# [Work instructions]
Find the string "type" in the records. Copy every line it appears in.

# [Records for this task]

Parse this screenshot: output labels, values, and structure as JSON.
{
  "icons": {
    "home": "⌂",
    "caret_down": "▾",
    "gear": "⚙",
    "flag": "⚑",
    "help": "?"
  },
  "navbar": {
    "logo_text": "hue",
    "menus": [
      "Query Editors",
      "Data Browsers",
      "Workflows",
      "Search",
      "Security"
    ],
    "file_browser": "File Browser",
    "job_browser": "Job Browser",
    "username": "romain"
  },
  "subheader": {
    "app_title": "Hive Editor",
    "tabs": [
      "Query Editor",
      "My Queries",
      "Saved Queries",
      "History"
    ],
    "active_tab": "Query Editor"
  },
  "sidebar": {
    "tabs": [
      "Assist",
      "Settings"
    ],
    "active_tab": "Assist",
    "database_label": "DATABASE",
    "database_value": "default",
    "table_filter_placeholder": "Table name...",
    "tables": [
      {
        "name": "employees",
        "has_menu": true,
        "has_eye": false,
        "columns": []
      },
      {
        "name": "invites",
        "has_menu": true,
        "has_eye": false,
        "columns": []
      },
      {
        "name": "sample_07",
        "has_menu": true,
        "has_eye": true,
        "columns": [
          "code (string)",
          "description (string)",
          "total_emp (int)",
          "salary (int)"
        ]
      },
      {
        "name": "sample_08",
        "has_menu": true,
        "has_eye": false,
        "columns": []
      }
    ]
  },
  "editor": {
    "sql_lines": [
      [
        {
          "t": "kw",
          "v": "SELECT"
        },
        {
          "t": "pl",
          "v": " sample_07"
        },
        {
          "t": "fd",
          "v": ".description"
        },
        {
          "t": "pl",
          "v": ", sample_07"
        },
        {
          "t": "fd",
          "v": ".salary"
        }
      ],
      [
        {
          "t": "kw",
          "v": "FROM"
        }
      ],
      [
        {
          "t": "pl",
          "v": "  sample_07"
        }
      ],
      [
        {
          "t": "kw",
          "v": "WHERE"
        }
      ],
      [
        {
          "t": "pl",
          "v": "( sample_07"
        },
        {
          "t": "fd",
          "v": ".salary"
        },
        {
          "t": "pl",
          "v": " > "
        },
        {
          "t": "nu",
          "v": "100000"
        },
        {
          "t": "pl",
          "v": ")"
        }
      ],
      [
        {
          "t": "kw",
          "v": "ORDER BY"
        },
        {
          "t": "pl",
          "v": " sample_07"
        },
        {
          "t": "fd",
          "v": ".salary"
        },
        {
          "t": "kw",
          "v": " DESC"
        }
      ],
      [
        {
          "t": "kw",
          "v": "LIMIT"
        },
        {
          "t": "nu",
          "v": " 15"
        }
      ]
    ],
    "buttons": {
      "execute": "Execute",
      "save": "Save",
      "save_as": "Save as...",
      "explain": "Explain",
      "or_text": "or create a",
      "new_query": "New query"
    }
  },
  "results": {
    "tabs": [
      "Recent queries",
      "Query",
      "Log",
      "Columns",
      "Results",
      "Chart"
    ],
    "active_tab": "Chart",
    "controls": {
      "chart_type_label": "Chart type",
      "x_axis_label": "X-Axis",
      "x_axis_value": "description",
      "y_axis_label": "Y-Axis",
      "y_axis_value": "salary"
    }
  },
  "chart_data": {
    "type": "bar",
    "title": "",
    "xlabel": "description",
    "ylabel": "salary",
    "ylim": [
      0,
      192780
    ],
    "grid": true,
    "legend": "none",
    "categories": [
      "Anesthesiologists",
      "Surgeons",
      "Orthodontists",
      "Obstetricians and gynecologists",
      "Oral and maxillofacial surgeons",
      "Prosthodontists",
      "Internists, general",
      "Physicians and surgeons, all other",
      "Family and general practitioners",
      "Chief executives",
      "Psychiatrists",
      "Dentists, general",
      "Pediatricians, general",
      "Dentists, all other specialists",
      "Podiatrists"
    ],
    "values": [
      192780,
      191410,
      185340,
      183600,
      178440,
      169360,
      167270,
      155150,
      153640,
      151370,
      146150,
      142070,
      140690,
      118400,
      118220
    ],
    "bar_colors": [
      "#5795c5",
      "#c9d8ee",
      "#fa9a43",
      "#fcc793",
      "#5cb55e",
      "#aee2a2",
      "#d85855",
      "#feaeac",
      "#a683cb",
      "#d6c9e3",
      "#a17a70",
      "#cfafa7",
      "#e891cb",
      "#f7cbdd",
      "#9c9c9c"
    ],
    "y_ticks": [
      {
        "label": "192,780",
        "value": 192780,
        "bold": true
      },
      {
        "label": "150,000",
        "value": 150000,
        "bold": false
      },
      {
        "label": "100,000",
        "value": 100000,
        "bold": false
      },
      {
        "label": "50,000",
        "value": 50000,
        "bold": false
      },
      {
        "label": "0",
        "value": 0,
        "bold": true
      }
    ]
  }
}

# [Result of the task]
      "chart_type_label": "Chart type",
    "type": "bar",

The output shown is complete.